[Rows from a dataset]
####

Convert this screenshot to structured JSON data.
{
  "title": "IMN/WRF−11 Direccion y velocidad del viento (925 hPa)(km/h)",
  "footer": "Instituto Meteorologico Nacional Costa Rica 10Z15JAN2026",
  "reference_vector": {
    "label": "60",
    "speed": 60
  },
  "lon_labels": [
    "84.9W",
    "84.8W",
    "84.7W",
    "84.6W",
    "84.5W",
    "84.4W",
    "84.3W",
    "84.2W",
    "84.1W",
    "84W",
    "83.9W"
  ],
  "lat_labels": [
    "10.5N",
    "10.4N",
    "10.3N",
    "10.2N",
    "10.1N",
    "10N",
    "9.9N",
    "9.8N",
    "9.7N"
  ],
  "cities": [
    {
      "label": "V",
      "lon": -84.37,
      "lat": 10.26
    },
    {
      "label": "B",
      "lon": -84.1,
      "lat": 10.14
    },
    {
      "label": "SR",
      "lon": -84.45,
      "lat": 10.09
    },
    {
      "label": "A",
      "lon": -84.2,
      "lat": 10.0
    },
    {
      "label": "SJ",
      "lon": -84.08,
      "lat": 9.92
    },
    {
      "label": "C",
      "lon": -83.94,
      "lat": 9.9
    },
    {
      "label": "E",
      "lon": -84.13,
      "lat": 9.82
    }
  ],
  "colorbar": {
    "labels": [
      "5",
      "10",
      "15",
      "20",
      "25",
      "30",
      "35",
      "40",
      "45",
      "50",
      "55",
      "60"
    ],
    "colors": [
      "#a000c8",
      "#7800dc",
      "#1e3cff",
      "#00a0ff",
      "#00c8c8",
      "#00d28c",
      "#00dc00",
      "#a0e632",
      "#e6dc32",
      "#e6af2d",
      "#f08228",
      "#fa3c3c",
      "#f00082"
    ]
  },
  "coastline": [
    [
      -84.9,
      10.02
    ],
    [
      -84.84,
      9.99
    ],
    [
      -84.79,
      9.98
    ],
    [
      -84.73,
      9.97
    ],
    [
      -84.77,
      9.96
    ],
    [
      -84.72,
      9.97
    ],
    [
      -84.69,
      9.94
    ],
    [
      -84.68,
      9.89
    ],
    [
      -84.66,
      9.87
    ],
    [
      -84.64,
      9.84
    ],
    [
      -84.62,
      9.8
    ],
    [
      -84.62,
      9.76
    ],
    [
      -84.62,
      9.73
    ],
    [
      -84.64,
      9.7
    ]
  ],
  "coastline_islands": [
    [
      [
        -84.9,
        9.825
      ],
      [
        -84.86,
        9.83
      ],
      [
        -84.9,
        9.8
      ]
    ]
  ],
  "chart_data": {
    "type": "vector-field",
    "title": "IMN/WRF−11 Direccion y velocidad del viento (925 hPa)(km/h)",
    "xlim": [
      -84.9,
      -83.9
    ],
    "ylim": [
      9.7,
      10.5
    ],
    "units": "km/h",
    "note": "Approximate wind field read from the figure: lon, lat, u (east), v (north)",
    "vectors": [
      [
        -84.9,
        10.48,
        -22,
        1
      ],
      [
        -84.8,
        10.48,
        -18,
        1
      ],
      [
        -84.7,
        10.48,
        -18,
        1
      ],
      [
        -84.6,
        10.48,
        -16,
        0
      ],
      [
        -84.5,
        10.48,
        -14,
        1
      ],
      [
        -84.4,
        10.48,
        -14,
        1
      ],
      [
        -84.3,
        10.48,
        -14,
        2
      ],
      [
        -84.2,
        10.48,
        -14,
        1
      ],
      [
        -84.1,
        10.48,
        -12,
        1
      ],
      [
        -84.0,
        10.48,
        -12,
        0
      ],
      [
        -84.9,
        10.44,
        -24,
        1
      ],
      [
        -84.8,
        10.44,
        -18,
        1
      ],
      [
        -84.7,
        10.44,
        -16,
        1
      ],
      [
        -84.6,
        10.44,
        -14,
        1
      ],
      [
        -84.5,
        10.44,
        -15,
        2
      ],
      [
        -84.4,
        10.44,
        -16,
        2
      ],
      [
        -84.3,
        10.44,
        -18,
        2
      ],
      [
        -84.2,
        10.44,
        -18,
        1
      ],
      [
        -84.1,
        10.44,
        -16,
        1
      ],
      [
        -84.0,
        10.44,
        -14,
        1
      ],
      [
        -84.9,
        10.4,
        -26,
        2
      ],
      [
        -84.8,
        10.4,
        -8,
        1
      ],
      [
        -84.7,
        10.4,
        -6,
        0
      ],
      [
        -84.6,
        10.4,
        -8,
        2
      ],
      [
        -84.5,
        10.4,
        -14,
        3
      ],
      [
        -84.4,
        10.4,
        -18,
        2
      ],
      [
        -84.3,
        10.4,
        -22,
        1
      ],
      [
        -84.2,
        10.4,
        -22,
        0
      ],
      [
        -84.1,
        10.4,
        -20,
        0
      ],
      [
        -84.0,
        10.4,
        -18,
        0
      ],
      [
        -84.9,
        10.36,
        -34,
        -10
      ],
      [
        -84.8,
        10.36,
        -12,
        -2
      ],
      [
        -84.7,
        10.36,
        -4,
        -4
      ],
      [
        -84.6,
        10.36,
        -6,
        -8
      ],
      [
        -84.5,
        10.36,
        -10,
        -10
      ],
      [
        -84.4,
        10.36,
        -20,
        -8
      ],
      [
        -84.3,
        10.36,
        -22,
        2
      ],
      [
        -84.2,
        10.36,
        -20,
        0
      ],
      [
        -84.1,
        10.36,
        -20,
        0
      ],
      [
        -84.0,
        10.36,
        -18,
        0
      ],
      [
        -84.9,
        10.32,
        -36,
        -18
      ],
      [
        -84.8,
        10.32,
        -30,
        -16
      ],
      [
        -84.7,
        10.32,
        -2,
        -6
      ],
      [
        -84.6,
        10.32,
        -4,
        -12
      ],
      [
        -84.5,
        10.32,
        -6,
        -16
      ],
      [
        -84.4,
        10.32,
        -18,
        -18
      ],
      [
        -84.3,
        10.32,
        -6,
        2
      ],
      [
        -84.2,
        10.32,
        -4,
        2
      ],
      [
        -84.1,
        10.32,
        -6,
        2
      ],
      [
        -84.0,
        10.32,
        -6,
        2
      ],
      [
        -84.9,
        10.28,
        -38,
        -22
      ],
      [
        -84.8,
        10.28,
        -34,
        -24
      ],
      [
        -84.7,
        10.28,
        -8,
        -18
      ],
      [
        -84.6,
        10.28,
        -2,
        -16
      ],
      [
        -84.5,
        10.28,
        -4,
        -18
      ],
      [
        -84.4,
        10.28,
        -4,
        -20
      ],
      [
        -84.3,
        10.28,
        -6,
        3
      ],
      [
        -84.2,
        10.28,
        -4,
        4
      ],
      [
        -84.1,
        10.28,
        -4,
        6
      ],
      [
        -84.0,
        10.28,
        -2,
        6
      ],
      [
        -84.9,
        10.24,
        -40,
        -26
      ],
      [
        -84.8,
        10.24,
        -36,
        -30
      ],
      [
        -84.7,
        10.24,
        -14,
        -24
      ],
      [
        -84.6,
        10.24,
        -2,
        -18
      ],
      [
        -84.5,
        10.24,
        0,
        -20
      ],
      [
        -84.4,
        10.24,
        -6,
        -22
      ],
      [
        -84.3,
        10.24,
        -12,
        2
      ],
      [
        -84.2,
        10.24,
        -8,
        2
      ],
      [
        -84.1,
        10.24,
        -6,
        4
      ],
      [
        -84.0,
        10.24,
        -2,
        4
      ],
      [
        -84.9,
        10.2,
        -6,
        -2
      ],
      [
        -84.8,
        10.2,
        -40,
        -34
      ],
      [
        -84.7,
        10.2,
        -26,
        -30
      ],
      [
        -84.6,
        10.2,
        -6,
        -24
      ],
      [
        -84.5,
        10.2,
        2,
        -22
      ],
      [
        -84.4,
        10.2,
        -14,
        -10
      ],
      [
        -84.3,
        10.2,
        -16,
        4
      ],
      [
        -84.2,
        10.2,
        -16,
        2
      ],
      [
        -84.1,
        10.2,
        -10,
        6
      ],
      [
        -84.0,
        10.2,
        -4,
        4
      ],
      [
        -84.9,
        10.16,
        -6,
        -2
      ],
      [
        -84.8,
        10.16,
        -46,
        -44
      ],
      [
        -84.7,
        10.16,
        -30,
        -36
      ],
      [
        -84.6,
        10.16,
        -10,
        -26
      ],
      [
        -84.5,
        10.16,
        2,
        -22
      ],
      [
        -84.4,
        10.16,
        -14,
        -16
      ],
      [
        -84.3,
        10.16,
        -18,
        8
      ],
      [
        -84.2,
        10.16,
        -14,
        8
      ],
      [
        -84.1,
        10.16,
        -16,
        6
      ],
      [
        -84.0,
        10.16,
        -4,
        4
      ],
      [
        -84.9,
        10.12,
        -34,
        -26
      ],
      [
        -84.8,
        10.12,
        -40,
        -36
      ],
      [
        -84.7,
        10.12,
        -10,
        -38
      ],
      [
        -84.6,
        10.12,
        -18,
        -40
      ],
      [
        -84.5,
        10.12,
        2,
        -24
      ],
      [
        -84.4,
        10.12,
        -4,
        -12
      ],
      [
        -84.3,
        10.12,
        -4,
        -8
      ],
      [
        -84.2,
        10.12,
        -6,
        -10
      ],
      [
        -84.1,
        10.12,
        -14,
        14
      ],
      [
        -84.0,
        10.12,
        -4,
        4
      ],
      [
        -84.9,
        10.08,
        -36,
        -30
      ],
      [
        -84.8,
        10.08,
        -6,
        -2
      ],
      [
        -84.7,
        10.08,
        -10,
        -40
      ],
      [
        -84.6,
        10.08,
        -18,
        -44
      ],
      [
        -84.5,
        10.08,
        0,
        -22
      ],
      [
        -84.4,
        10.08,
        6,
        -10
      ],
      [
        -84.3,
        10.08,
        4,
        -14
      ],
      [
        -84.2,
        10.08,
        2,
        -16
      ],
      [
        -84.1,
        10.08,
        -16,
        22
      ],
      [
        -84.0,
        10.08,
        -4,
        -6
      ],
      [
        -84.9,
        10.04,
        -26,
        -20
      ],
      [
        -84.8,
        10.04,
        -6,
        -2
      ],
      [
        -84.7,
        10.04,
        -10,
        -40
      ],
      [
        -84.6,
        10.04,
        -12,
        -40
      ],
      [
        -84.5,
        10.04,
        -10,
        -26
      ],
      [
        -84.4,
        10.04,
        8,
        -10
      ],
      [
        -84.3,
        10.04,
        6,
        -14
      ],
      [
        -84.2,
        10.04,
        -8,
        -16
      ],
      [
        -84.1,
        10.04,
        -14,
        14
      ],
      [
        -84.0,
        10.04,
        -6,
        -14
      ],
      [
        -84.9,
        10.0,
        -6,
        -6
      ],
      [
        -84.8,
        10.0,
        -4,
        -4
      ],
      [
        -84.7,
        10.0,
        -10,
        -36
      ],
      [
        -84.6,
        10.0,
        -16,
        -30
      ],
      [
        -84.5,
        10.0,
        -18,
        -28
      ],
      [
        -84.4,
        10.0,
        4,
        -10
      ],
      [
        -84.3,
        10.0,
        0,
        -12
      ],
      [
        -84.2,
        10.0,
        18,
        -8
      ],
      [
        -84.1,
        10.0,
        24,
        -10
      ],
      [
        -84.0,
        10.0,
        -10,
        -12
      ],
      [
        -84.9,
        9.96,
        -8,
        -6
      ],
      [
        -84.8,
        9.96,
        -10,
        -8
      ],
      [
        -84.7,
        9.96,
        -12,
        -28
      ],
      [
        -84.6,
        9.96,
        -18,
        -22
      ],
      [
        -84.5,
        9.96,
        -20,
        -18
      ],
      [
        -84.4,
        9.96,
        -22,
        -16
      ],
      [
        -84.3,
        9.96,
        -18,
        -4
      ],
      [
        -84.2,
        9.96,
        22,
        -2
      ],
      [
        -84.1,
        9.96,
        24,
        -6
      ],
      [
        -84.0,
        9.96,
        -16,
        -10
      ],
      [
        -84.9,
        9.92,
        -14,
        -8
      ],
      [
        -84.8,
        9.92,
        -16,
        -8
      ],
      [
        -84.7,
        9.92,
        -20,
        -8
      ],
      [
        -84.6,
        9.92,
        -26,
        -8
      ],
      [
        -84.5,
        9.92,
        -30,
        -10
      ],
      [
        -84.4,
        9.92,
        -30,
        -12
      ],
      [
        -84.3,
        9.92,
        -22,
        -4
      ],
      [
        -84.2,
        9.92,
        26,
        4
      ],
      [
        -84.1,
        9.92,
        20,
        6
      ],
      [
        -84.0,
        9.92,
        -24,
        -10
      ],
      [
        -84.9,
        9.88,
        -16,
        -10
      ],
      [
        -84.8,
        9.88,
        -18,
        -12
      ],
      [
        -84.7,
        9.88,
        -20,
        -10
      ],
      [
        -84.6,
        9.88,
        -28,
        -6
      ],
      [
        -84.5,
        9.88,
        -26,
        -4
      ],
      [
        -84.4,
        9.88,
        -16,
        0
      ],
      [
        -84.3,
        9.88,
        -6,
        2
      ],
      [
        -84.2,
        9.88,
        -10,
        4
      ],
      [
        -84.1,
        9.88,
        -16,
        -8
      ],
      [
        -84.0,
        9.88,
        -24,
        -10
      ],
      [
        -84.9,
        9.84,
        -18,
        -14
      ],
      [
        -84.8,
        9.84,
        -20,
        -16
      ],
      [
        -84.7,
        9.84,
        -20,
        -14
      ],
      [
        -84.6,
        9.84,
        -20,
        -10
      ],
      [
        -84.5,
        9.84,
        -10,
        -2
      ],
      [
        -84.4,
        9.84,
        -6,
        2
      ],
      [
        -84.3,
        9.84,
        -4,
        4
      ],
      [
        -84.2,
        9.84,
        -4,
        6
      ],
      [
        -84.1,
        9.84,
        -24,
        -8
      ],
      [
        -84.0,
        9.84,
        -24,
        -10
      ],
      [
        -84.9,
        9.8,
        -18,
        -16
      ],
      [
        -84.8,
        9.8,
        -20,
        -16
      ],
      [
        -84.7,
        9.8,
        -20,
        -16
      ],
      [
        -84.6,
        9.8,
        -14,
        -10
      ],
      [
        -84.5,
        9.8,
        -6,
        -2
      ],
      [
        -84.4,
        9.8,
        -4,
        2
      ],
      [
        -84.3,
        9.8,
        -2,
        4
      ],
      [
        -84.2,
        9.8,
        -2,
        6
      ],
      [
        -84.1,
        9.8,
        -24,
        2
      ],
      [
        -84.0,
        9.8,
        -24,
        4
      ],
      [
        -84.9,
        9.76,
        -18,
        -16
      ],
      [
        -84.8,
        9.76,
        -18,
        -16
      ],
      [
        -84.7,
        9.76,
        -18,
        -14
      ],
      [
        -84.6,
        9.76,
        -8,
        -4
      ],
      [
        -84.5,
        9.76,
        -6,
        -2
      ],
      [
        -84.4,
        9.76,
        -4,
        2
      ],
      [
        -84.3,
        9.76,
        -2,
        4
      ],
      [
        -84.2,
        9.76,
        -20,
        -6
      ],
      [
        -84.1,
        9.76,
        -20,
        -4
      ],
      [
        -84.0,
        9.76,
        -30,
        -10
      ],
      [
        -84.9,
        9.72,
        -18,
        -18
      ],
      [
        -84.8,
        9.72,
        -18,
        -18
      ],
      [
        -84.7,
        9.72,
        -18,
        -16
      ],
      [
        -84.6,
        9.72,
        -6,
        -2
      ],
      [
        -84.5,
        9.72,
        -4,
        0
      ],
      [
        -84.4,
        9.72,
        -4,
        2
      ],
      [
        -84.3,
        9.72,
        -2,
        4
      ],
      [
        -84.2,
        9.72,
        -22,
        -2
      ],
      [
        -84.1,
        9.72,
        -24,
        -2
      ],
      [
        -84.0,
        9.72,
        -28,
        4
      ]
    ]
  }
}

####

## WHAT THE TASK ASKS
Pick out all the lines with the word "field" in them and copy them.

## ANSWER FOR THIS EXERCISE
    "type": "vector-field",
    "note": "Approximate wind field read from the figure: lon, lat, u (east), v (north)",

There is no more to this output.